Rows from a dataset:
* * * * *

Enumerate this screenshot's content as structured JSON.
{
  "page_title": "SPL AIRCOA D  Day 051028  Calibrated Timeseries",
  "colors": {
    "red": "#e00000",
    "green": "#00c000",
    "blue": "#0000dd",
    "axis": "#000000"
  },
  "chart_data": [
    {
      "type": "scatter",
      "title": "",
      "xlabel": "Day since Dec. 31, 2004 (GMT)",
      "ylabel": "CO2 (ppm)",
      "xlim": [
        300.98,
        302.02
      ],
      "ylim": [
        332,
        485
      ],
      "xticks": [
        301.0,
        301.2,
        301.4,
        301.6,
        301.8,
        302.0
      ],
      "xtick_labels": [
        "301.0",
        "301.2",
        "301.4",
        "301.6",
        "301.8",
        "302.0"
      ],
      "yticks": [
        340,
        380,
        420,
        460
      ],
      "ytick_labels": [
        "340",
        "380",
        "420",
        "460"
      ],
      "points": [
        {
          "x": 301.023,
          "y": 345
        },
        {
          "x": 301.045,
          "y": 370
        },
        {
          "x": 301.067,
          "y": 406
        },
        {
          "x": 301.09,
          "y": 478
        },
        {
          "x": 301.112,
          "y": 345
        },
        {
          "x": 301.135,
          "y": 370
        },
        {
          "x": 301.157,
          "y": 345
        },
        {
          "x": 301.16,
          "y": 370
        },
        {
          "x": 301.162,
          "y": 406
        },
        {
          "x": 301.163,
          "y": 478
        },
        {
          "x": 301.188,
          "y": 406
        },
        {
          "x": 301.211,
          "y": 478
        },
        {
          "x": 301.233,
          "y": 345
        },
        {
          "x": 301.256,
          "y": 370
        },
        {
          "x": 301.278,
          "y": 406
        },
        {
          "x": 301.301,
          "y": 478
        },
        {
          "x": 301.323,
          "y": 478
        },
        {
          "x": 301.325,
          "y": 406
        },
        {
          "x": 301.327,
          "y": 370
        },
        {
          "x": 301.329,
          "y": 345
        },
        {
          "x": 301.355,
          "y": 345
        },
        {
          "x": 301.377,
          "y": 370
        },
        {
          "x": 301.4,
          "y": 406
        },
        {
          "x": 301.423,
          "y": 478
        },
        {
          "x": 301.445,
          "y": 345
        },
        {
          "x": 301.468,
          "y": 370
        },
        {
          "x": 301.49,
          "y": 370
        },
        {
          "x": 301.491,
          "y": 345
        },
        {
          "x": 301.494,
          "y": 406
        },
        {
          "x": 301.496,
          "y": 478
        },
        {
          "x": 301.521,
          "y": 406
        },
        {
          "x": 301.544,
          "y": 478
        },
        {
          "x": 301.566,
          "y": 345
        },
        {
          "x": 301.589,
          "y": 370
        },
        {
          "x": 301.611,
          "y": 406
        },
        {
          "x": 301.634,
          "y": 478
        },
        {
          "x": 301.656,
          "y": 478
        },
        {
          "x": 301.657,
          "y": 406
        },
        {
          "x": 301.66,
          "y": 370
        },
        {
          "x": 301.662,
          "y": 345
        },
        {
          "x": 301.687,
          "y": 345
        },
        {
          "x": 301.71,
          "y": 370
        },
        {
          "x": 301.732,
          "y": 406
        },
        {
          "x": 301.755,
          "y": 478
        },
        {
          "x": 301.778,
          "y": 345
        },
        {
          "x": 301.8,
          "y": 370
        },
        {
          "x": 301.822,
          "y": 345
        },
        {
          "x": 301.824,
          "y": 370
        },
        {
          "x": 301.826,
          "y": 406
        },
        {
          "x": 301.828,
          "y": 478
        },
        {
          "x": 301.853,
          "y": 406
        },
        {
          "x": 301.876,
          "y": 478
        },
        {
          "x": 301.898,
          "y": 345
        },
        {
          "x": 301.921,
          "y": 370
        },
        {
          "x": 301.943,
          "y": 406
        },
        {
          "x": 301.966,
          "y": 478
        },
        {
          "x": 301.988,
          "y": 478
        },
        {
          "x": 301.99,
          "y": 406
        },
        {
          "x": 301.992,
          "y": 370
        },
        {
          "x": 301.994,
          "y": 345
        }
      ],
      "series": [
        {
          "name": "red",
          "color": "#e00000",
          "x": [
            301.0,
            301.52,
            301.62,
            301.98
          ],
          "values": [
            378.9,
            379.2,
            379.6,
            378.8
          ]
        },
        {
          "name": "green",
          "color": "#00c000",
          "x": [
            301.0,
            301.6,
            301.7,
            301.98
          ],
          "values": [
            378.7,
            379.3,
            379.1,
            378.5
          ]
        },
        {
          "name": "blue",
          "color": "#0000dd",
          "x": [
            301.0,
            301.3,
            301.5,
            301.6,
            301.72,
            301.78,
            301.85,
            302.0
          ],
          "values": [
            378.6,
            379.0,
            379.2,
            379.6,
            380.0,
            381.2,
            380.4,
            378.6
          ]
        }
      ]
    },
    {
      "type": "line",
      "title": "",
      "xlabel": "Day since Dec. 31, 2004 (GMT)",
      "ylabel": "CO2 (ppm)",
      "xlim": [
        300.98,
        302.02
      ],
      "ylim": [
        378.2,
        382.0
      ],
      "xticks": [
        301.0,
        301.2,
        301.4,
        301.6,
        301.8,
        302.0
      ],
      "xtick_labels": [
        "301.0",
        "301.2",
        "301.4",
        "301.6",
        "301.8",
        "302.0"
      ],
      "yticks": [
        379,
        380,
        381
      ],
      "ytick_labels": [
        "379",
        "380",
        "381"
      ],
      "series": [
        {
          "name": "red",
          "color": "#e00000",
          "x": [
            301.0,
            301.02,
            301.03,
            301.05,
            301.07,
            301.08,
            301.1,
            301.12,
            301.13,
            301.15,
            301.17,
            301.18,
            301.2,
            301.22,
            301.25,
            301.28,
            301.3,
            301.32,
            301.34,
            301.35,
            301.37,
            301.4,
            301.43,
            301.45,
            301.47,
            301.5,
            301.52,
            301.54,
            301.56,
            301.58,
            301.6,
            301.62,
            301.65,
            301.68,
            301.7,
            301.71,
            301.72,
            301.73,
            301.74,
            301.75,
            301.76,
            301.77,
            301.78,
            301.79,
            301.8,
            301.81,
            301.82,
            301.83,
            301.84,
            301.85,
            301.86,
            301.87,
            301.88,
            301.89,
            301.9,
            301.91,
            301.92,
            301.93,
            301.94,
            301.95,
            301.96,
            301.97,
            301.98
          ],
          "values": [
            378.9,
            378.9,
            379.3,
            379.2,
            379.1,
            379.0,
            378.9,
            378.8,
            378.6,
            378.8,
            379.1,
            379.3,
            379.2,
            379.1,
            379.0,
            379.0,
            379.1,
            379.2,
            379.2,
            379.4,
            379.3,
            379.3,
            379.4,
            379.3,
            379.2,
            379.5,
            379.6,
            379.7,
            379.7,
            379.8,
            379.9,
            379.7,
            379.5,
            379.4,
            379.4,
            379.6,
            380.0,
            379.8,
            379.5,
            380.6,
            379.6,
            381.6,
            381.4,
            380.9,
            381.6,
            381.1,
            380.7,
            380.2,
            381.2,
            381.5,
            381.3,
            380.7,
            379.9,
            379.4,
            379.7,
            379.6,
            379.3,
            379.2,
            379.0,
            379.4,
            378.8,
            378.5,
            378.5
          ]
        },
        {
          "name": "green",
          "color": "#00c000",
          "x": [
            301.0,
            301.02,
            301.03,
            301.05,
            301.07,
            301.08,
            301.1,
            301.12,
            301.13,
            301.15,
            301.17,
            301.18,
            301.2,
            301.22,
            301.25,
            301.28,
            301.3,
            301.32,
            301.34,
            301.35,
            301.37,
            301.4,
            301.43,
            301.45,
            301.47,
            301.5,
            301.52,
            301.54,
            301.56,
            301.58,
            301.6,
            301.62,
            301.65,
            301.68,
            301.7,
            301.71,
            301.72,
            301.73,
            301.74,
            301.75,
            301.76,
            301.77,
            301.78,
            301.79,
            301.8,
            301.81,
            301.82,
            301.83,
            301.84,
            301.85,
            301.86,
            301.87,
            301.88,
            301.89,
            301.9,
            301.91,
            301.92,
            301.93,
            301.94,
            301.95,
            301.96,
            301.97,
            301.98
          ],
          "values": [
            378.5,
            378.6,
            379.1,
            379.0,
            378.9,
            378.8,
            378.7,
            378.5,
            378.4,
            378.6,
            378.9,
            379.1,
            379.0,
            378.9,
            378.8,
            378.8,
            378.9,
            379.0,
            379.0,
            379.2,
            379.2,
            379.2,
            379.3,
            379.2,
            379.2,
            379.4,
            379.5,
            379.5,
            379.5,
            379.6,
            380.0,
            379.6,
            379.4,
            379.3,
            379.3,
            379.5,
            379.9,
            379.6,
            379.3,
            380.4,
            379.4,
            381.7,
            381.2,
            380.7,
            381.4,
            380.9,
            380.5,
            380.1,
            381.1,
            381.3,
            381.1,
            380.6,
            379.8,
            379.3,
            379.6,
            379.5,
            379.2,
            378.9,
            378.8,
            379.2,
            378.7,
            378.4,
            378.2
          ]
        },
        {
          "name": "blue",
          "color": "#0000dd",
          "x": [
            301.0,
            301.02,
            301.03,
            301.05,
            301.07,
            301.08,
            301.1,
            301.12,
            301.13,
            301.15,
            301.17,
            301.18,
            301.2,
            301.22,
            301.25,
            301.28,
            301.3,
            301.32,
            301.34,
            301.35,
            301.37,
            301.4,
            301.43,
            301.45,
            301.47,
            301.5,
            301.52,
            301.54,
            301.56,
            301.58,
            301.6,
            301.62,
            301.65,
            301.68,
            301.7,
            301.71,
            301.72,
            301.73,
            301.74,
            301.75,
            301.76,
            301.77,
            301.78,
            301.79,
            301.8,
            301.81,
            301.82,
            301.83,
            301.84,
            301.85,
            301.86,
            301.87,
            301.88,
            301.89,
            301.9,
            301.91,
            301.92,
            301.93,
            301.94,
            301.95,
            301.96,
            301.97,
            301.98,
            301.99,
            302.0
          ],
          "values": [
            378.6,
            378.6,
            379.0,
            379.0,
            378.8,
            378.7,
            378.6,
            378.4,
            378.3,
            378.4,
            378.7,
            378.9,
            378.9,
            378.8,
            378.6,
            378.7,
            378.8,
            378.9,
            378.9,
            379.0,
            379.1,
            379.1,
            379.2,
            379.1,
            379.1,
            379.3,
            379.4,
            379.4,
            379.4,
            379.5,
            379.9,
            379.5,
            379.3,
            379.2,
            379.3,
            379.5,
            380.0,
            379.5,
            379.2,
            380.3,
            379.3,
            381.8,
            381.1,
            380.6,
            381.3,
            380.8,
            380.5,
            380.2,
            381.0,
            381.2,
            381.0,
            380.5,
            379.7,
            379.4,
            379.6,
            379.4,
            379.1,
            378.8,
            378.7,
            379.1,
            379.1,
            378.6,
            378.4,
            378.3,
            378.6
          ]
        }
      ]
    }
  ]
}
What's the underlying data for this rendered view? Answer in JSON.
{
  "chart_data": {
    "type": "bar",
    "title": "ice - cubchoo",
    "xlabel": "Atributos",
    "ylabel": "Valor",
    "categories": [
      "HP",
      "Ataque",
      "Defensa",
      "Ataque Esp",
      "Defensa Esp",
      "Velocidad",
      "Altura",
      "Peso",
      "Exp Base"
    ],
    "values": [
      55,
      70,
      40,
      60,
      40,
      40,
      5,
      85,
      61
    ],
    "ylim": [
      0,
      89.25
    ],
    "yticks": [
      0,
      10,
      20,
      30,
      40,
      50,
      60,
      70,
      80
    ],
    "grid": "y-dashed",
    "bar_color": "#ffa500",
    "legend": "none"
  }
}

* * * * *

Short problem:
Return from the data every line that holds "JSON".

The answer:
Enumerate this screenshot's content as structured JSON.
What's the underlying data for this rendered view? Answer in JSON.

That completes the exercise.